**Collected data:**

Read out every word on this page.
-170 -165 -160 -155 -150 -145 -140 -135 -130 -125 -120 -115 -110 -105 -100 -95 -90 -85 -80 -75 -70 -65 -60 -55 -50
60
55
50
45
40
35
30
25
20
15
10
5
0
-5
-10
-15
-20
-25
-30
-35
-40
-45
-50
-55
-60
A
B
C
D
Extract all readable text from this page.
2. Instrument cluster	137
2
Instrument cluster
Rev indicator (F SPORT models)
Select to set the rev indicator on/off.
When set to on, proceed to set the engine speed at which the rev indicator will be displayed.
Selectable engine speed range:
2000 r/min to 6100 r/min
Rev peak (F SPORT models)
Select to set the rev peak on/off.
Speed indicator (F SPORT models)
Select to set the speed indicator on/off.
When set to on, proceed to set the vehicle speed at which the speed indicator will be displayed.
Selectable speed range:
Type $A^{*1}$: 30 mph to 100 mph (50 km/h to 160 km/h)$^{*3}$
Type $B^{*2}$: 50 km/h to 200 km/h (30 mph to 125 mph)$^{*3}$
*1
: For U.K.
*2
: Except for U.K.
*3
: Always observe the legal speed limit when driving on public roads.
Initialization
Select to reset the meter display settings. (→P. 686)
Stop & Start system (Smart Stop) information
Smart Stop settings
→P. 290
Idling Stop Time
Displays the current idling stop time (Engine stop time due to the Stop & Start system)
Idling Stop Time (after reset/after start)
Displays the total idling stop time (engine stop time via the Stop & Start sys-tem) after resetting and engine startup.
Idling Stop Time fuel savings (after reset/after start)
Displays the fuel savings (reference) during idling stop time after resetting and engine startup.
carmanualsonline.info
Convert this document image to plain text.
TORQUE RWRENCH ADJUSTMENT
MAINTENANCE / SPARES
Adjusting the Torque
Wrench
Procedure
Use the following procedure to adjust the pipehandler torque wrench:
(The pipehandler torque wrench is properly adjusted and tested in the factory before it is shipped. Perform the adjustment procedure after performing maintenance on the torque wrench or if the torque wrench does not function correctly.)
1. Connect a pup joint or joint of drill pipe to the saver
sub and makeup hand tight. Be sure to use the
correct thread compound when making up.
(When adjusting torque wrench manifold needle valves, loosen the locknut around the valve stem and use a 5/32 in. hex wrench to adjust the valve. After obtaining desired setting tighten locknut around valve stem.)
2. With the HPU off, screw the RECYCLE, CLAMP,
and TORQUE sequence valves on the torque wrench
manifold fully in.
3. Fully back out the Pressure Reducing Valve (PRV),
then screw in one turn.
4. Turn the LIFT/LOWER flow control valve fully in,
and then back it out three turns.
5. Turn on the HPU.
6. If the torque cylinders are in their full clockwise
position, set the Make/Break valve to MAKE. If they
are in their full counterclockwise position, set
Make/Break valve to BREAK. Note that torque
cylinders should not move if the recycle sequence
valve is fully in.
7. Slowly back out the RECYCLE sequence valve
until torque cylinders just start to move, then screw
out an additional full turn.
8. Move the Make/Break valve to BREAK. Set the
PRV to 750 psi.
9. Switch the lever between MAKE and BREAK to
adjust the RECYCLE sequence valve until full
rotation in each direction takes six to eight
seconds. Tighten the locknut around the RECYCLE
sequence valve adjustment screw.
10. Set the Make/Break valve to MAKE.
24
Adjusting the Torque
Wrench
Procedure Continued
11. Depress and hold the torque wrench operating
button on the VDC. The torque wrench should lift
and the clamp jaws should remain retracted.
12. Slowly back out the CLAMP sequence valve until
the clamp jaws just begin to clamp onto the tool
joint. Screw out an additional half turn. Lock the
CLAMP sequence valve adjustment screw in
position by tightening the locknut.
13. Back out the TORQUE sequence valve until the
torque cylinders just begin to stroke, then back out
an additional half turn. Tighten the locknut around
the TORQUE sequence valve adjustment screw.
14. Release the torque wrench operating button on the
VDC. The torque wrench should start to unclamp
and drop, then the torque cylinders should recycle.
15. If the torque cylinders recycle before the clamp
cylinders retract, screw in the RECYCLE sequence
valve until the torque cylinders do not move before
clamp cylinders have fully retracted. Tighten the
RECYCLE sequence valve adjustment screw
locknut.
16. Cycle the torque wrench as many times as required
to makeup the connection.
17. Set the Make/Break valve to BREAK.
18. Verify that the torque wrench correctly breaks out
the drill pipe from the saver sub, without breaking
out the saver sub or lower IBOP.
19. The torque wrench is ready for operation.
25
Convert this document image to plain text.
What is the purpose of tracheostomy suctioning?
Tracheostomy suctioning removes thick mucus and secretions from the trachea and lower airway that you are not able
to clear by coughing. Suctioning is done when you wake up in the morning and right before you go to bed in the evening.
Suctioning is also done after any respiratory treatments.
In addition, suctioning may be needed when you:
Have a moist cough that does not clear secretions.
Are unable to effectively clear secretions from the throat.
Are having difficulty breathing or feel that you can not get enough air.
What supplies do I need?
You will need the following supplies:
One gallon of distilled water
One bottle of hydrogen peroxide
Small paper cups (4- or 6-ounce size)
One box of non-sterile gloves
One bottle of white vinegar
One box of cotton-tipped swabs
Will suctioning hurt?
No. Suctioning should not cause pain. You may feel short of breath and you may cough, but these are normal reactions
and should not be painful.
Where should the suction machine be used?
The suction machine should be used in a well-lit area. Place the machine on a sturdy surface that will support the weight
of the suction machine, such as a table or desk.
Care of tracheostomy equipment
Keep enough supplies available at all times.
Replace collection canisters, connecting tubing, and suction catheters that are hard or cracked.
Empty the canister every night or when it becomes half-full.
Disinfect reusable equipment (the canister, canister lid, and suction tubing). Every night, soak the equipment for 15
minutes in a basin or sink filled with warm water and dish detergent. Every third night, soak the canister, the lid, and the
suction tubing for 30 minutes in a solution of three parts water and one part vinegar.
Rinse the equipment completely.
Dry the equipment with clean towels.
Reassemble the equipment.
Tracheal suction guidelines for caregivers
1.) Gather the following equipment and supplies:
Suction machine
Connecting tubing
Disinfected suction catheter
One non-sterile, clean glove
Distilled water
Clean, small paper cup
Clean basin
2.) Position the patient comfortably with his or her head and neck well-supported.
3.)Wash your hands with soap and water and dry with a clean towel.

**GOAL OF THE EXERCISE:** Some lines of the data above may hold the word "soak"; report how many do, and nothing else.

**FINISHED EXERCISE:** 2